Short task: Here are some records. Copy each one exactly.

Records for this exercise:

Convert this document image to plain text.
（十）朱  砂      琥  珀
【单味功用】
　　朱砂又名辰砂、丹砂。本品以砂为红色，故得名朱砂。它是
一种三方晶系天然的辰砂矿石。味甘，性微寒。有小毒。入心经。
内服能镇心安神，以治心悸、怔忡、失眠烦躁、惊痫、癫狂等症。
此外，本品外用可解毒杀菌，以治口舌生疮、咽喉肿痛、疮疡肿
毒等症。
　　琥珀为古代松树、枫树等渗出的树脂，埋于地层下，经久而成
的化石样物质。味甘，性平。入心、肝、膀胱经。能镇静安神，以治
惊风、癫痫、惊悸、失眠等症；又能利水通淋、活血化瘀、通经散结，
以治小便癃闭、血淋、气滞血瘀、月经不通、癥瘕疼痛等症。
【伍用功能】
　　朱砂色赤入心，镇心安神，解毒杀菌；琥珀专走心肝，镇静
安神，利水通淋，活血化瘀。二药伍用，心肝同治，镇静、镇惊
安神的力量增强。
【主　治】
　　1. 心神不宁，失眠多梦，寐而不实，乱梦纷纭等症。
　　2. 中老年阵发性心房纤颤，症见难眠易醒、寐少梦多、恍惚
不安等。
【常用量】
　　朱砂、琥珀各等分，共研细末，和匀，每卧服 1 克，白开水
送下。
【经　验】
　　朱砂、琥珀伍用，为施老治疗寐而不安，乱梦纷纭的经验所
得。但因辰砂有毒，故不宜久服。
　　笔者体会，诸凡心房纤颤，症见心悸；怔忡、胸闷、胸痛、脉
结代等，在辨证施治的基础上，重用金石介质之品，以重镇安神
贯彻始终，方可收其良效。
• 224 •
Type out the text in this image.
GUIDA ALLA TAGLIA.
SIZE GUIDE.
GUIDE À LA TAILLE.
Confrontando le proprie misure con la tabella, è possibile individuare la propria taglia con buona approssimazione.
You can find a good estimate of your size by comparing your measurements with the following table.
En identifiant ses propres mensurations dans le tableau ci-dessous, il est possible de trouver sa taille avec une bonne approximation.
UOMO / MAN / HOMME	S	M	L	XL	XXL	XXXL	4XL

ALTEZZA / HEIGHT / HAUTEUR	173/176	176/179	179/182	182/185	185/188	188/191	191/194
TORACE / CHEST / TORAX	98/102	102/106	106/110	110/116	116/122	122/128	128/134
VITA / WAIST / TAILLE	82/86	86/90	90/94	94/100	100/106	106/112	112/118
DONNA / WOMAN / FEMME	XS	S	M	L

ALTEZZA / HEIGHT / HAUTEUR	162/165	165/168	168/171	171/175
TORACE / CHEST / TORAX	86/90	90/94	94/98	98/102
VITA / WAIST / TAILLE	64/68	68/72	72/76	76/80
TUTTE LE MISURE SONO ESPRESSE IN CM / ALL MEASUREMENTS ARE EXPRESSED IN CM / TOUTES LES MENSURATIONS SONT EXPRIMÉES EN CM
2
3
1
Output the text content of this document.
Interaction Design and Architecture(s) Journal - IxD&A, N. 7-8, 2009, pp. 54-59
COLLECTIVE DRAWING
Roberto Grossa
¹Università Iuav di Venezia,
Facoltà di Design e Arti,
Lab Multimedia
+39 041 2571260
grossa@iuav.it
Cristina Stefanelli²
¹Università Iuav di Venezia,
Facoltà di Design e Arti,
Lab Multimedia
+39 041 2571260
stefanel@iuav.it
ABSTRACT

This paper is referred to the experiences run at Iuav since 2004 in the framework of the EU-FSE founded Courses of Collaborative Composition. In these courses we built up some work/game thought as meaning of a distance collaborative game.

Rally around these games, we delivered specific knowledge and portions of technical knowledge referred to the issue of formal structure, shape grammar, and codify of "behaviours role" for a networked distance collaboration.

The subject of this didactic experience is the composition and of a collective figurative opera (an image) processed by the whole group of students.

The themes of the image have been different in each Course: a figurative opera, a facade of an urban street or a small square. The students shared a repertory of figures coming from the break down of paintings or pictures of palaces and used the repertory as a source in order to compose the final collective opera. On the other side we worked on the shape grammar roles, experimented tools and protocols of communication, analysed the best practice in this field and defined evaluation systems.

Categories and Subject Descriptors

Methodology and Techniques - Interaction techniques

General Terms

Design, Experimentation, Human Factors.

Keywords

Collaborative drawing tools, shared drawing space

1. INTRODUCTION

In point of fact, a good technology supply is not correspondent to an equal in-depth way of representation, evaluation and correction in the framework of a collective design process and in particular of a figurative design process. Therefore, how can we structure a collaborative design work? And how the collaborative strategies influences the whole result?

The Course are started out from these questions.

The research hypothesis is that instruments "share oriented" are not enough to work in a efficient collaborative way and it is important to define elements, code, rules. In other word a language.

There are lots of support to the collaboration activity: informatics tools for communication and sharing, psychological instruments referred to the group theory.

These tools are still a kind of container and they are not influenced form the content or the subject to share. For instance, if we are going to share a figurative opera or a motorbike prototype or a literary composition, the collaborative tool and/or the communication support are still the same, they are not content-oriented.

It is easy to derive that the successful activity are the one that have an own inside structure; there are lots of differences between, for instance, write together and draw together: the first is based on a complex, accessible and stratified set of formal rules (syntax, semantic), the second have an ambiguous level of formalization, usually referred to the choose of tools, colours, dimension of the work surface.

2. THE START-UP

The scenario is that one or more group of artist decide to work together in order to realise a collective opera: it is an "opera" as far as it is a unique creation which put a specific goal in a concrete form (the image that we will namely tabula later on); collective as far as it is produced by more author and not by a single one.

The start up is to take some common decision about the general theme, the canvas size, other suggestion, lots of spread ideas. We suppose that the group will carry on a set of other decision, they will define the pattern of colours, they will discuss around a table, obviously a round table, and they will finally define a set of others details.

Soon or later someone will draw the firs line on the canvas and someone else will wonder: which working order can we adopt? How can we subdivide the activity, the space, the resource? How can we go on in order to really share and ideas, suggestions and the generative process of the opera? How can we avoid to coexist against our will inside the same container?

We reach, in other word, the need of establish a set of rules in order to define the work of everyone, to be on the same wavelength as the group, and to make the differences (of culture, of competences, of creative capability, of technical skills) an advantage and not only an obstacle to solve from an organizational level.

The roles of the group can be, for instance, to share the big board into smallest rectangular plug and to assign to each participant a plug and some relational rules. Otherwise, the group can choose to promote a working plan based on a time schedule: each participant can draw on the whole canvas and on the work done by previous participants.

The completed task:
Convert this document image to plain text.
（十）朱  砂      琥  珀
【单味功用】
　　朱砂又名辰砂、丹砂。本品以砂为红色，故得名朱砂。它是
一种三方晶系天然的辰砂矿石。味甘，性微寒。有小毒。入心经。
内服能镇心安神，以治心悸、怔忡、失眠烦躁、惊痫、癫狂等症。
此外，本品外用可解毒杀菌，以治口舌生疮、咽喉肿痛、疮疡肿
毒等症。
　　琥珀为古代松树、枫树等渗出的树脂，埋于地层下，经久而成
的化石样物质。味甘，性平。入心、肝、膀胱经。能镇静安神，以治
惊风、癫痫、惊悸、失眠等症；又能利水通淋、活血化瘀、通经散结，
以治小便癃闭、血淋、气滞血瘀、月经不通、癥瘕疼痛等症。
【伍用功能】
　　朱砂色赤入心，镇心安神，解毒杀菌；琥珀专走心肝，镇静
安神，利水通淋，活血化瘀。二药伍用，心肝同治，镇静、镇惊
安神的力量增强。
【主　治】
　　1. 心神不宁，失眠多梦，寐而不实，乱梦纷纭等症。
　　2. 中老年阵发性心房纤颤，症见难眠易醒、寐少梦多、恍惚
不安等。
【常用量】
　　朱砂、琥珀各等分，共研细末，和匀，每卧服 1 克，白开水
送下。
【经　验】
　　朱砂、琥珀伍用，为施老治疗寐而不安，乱梦纷纭的经验所
得。但因辰砂有毒，故不宜久服。
　　笔者体会，诸凡心房纤颤，症见心悸；怔忡、胸闷、胸痛、脉
结代等，在辨证施治的基础上，重用金石介质之品，以重镇安神
贯彻始终，方可收其良效。
• 224 •
Type out the text in this image.
GUIDA ALLA TAGLIA.
SIZE GUIDE.
GUIDE À LA TAILLE.
Confrontando le proprie misure con la tabella, è possibile individuare la propria taglia con buona approssimazione.
You can find a good estimate of your size by comparing your measurements with the following table.
En identifiant ses propres mensurations dans le tableau ci-dessous, il est possible de trouver sa taille avec une bonne approximation.
UOMO / MAN / HOMME	S	M	L	XL	XXL	XXXL	4XL

ALTEZZA / HEIGHT / HAUTEUR	173/176	176/179	179/182	182/185	185/188	188/191	191/194
TORACE / CHEST / TORAX	98/102	102/106	106/110	110/116	116/122	122/128	128/134
VITA / WAIST / TAILLE	82/86	86/90	90/94	94/100	100/106	106/112	112/118
DONNA / WOMAN / FEMME	XS	S	M	L

ALTEZZA / HEIGHT / HAUTEUR	162/165	165/168	168/171	171/175
TORACE / CHEST / TORAX	86/90	90/94	94/98	98/102
VITA / WAIST / TAILLE	64/68	68/72	72/76	76/80
TUTTE LE MISURE SONO ESPRESSE IN CM / ALL MEASUREMENTS ARE EXPRESSED IN CM / TOUTES LES MENSURATIONS SONT EXPRIMÉES EN CM
2
3
1
Output the text content of this document.
Interaction Design and Architecture(s) Journal - IxD&A, N. 7-8, 2009, pp. 54-59
COLLECTIVE DRAWING
Roberto Grossa
¹Università Iuav di Venezia,
Facoltà di Design e Arti,
Lab Multimedia
+39 041 2571260
grossa@iuav.it
Cristina Stefanelli²
¹Università Iuav di Venezia,
Facoltà di Design e Arti,
Lab Multimedia
+39 041 2571260
stefanel@iuav.it
ABSTRACT

This paper is referred to the experiences run at Iuav since 2004 in the framework of the EU-FSE founded Courses of Collaborative Composition. In these courses we built up some work/game thought as meaning of a distance collaborative game.

Rally around these games, we delivered specific knowledge and portions of technical knowledge referred to the issue of formal structure, shape grammar, and codify of "behaviours role" for a networked distance collaboration.

The subject of this didactic experience is the composition and of a collective figurative opera (an image) processed by the whole group of students.

The themes of the image have been different in each Course: a figurative opera, a facade of an urban street or a small square. The students shared a repertory of figures coming from the break down of paintings or pictures of palaces and used the repertory as a source in order to compose the final collective opera. On the other side we worked on the shape grammar roles, experimented tools and protocols of communication, analysed the best practice in this field and defined evaluation systems.

Categories and Subject Descriptors

Methodology and Techniques - Interaction techniques

General Terms

Design, Experimentation, Human Factors.

Keywords

Collaborative drawing tools, shared drawing space

1. INTRODUCTION

In point of fact, a good technology supply is not correspondent to an equal in-depth way of representation, evaluation and correction in the framework of a collective design process and in particular of a figurative design process. Therefore, how can we structure a collaborative design work? And how the collaborative strategies influences the whole result?

The Course are started out from these questions.

The research hypothesis is that instruments "share oriented" are not enough to work in a efficient collaborative way and it is important to define elements, code, rules. In other word a language.

There are lots of support to the collaboration activity: informatics tools for communication and sharing, psychological instruments referred to the group theory.

These tools are still a kind of container and they are not influenced form the content or the subject to share. For instance, if we are going to share a figurative opera or a motorbike prototype or a literary composition, the collaborative tool and/or the communication support are still the same, they are not content-oriented.

It is easy to derive that the successful activity are the one that have an own inside structure; there are lots of differences between, for instance, write together and draw together: the first is based on a complex, accessible and stratified set of formal rules (syntax, semantic), the second have an ambiguous level of formalization, usually referred to the choose of tools, colours, dimension of the work surface.

2. THE START-UP

The scenario is that one or more group of artist decide to work together in order to realise a collective opera: it is an "opera" as far as it is a unique creation which put a specific goal in a concrete form (the image that we will namely tabula later on); collective as far as it is produced by more author and not by a single one.

The start up is to take some common decision about the general theme, the canvas size, other suggestion, lots of spread ideas. We suppose that the group will carry on a set of other decision, they will define the pattern of colours, they will discuss around a table, obviously a round table, and they will finally define a set of others details.

Soon or later someone will draw the firs line on the canvas and someone else will wonder: which working order can we adopt? How can we subdivide the activity, the space, the resource? How can we go on in order to really share and ideas, suggestions and the generative process of the opera? How can we avoid to coexist against our will inside the same container?

We reach, in other word, the need of establish a set of rules in order to define the work of everyone, to be on the same wavelength as the group, and to make the differences (of culture, of competences, of creative capability, of technical skills) an advantage and not only an obstacle to solve from an organizational level.

The roles of the group can be, for instance, to share the big board into smallest rectangular plug and to assign to each participant a plug and some relational rules. Otherwise, the group can choose to promote a working plan based on a time schedule: each participant can draw on the whole canvas and on the work done by previous participants.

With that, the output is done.